## [TASK STATEMENT]
Reproduce all entries word for word.

## [INFORMATION SUPPLIED]
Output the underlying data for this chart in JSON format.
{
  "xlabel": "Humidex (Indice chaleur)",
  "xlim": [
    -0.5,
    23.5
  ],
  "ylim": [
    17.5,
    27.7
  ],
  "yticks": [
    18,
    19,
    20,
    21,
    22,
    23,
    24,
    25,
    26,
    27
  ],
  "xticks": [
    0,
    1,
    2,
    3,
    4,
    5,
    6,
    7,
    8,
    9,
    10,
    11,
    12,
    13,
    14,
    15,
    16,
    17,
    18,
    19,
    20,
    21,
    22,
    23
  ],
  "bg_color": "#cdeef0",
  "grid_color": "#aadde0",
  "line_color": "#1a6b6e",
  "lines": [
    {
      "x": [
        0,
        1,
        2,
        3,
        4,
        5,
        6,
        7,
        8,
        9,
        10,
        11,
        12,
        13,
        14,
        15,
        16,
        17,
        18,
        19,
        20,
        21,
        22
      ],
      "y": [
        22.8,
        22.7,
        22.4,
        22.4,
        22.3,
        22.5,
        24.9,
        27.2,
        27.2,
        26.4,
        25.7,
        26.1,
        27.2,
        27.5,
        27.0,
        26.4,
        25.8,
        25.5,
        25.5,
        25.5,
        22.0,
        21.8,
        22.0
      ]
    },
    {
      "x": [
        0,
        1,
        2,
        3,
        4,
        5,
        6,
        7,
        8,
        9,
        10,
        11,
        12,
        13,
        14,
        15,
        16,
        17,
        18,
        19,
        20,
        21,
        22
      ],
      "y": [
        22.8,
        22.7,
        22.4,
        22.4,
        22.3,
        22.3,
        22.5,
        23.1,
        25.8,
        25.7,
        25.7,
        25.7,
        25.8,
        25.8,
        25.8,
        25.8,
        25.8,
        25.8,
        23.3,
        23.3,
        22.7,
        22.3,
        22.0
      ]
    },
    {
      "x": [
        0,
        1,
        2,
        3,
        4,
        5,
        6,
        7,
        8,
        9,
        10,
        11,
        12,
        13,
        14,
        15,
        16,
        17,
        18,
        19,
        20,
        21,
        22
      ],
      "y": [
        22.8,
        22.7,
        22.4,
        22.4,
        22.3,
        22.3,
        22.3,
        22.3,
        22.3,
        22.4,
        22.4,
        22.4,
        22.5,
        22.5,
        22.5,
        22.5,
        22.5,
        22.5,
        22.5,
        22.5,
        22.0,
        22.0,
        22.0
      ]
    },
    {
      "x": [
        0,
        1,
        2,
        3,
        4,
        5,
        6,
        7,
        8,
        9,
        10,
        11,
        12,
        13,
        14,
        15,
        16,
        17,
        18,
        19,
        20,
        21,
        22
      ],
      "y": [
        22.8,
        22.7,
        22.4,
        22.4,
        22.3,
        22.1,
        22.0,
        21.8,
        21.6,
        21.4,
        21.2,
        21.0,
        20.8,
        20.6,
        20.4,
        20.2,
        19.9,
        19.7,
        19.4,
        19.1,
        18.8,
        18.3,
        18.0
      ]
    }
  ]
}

## [ANSWER TO THE TASK]
Output the underlying data for this chart in JSON format.
{
  "xlabel": "Humidex (Indice chaleur)",
  "xlim": [
    -0.5,
    23.5
  ],
  "ylim": [
    17.5,
    27.7
  ],
  "yticks": [
    18,
    19,
    20,
    21,
    22,
    23,
    24,
    25,
    26,
    27
  ],
  "xticks": [
    0,
    1,
    2,
    3,
    4,
    5,
    6,
    7,
    8,
    9,
    10,
    11,
    12,
    13,
    14,
    15,
    16,
    17,
    18,
    19,
    20,
    21,
    22,
    23
  ],
  "bg_color": "#cdeef0",
  "grid_color": "#aadde0",
  "line_color": "#1a6b6e",
  "lines": [
    {
      "x": [
        0,
        1,
        2,
        3,
        4,
        5,
        6,
        7,
        8,
        9,
        10,
        11,
        12,
        13,
        14,
        15,
        16,
        17,
        18,
        19,
        20,
        21,
        22
      ],
      "y": [
        22.8,
        22.7,
        22.4,
        22.4,
        22.3,
        22.5,
        24.9,
        27.2,
        27.2,
        26.4,
        25.7,
        26.1,
        27.2,
        27.5,
        27.0,
        26.4,
        25.8,
        25.5,
        25.5,
        25.5,
        22.0,
        21.8,
        22.0
      ]
    },
    {
      "x": [
        0,
        1,
        2,
        3,
        4,
        5,
        6,
        7,
        8,
        9,
        10,
        11,
        12,
        13,
        14,
        15,
        16,
        17,
        18,
        19,
        20,
        21,
        22
      ],
      "y": [
        22.8,
        22.7,
        22.4,
        22.4,
        22.3,
        22.3,
        22.5,
        23.1,
        25.8,
        25.7,
        25.7,
        25.7,
        25.8,
        25.8,
        25.8,
        25.8,
        25.8,
        25.8,
        23.3,
        23.3,
        22.7,
        22.3,
        22.0
      ]
    },
    {
      "x": [
        0,
        1,
        2,
        3,
        4,
        5,
        6,
        7,
        8,
        9,
        10,
        11,
        12,
        13,
        14,
        15,
        16,
        17,
        18,
        19,
        20,
        21,
        22
      ],
      "y": [
        22.8,
        22.7,
        22.4,
        22.4,
        22.3,
        22.3,
        22.3,
        22.3,
        22.3,
        22.4,
        22.4,
        22.4,
        22.5,
        22.5,
        22.5,
        22.5,
        22.5,
        22.5,
        22.5,
        22.5,
        22.0,
        22.0,
        22.0
      ]
    },
    {
      "x": [
        0,
        1,
        2,
        3,
        4,
        5,
        6,
        7,
        8,
        9,
        10,
        11,
        12,
        13,
        14,
        15,
        16,
        17,
        18,
        19,
        20,
        21,
        22
      ],
      "y": [
        22.8,
        22.7,
        22.4,
        22.4,
        22.3,
        22.1,
        22.0,
        21.8,
        21.6,
        21.4,
        21.2,
        21.0,
        20.8,
        20.6,
        20.4,
        20.2,
        19.9,
        19.7,
        19.4,
        19.1,
        18.8,
        18.3,
        18.0
      ]
    }
  ]
}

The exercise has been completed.